Dataset excerpts:
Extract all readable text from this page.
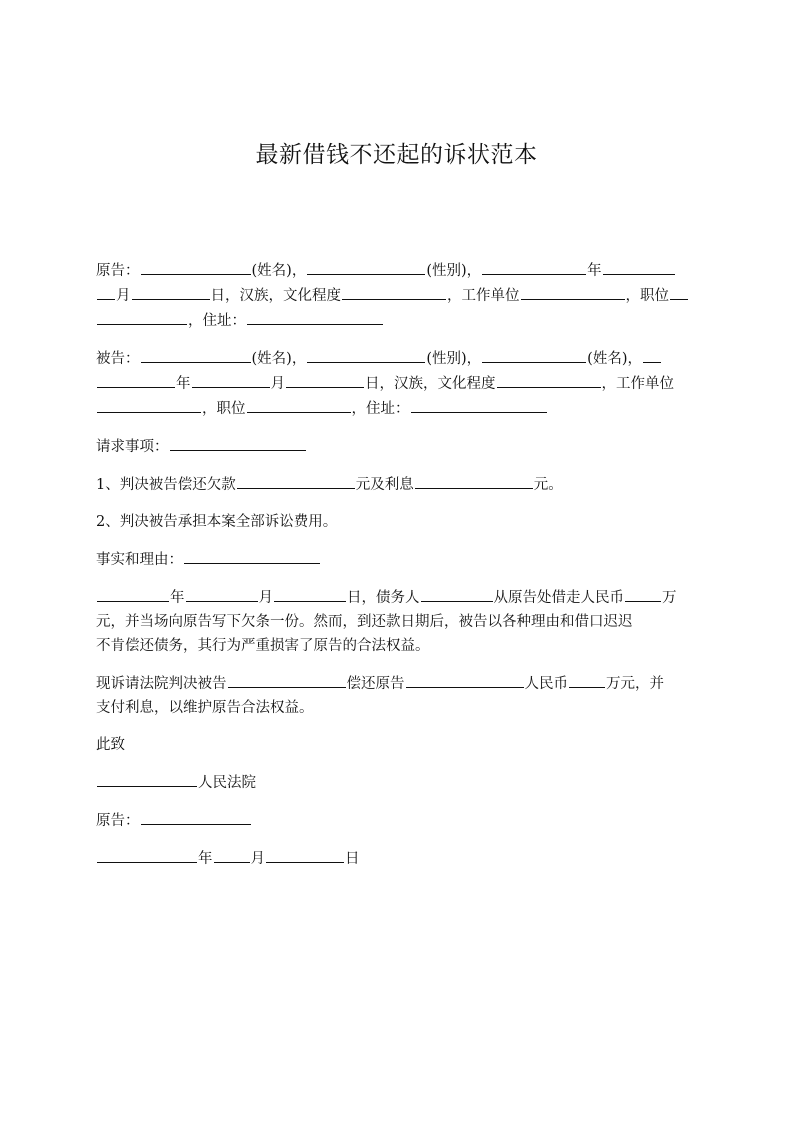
最新借钱不还起的诉状范本
原告：	(姓名)，	(性别)，	年
月	日，汉族，文化程度	，工作单位	，职位
，住址：
被告：	(姓名)，	(性别)，	(姓名)，
年	月	日，汉族，文化程度	，工作单位
，职位	，住址：
请求事项：
1、判决被告偿还欠款	元及利息	元。
2、判决被告承担本案全部诉讼费用。
事实和理由：
年	月	日，债务人	从原告处借走人民币	万
元，并当场向原告写下欠条一份。然而，到还款日期后，被告以各种理由和借口迟迟
不肯偿还债务，其行为严重损害了原告的合法权益。
现诉请法院判决被告	偿还原告	人民币	万元，并
支付利息，以维护原告合法权益。
此致
人民法院
原告：
年	月	日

Given instruction:
Without including any picture, retype the entries exactly.

Correct result:
Extract all readable text from this page.
最新借钱不还起的诉状范本
原告：	(姓名)，	(性别)，	年
月	日，汉族，文化程度	，工作单位	，职位
，住址：
被告：	(姓名)，	(性别)，	(姓名)，
年	月	日，汉族，文化程度	，工作单位
，职位	，住址：
请求事项：
1、判决被告偿还欠款	元及利息	元。
2、判决被告承担本案全部诉讼费用。
事实和理由：
年	月	日，债务人	从原告处借走人民币	万
元，并当场向原告写下欠条一份。然而，到还款日期后，被告以各种理由和借口迟迟
不肯偿还债务，其行为严重损害了原告的合法权益。
现诉请法院判决被告	偿还原告	人民币	万元，并
支付利息，以维护原告合法权益。
此致
人民法院
原告：
年	月	日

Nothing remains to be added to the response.